Exercise task: Copy all lines of the listing that include the string "when".

[Data records]

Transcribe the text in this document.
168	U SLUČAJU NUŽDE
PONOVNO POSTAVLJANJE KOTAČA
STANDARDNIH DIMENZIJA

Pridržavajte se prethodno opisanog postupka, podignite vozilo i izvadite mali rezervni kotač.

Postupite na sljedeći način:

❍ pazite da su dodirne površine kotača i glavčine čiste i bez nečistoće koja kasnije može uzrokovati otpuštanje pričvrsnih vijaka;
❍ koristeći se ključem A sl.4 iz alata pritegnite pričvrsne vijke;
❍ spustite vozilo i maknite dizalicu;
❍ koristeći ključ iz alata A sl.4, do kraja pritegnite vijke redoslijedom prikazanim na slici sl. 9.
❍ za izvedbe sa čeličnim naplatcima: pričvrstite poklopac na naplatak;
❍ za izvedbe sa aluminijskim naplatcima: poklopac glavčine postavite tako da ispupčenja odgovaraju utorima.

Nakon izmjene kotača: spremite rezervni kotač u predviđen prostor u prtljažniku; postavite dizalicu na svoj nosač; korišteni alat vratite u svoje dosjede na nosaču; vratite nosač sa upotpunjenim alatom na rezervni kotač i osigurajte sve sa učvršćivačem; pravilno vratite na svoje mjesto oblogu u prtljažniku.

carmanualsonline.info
--
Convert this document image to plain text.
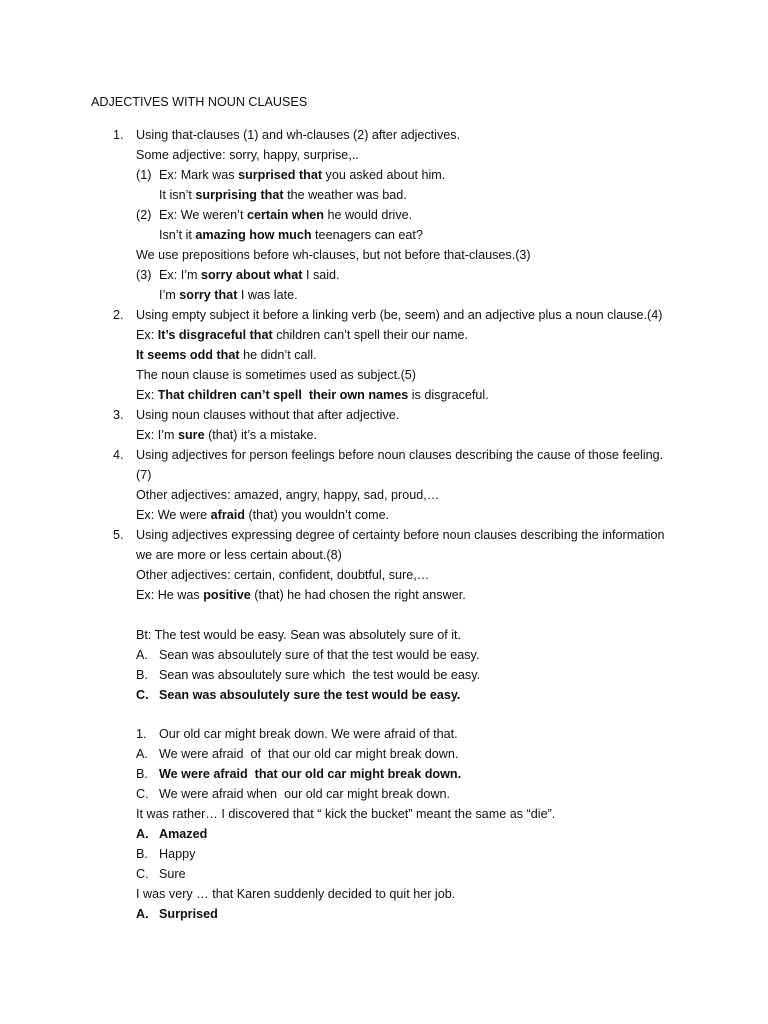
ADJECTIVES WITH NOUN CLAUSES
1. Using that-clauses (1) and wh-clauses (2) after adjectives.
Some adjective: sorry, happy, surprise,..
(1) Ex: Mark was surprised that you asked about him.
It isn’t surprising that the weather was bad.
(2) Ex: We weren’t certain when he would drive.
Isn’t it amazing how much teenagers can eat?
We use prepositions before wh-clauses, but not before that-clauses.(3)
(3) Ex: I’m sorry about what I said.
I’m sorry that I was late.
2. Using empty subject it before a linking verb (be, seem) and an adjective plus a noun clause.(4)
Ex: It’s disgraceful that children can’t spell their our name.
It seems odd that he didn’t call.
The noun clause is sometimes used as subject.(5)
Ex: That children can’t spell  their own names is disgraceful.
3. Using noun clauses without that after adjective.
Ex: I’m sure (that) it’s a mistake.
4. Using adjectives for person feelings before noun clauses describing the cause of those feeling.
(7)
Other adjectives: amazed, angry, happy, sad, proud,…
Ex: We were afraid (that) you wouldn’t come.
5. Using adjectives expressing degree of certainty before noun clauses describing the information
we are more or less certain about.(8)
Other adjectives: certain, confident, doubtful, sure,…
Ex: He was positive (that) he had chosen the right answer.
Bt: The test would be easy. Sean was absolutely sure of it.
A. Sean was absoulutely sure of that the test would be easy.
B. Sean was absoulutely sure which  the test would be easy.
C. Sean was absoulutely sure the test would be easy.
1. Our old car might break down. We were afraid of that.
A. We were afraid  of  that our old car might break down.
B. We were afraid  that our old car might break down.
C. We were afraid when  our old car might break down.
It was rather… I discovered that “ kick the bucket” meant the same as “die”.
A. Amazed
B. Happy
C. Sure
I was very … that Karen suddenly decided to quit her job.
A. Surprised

Answer below:
(2) Ex: We weren’t certain when he would drive.
C. We were afraid when  our old car might break down.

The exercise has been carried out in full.